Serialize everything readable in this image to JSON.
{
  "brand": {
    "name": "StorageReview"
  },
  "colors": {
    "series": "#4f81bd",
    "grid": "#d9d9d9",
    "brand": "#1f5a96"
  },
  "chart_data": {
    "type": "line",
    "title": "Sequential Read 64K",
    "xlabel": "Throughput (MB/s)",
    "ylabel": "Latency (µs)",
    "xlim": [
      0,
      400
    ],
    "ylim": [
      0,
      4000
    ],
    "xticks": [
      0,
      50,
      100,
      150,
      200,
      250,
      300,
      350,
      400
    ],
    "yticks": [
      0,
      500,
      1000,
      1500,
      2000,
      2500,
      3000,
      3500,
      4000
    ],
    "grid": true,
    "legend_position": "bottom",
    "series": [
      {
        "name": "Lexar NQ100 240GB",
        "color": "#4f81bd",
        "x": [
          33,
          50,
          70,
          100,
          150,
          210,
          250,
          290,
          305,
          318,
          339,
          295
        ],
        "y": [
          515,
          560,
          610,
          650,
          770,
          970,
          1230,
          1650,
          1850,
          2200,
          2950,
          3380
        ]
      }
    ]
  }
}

===============

Within the listing above, find every line containing the string "name" and return it.

- **Solved problem**
    "name": "StorageReview"
        "name": "Lexar NQ100 240GB",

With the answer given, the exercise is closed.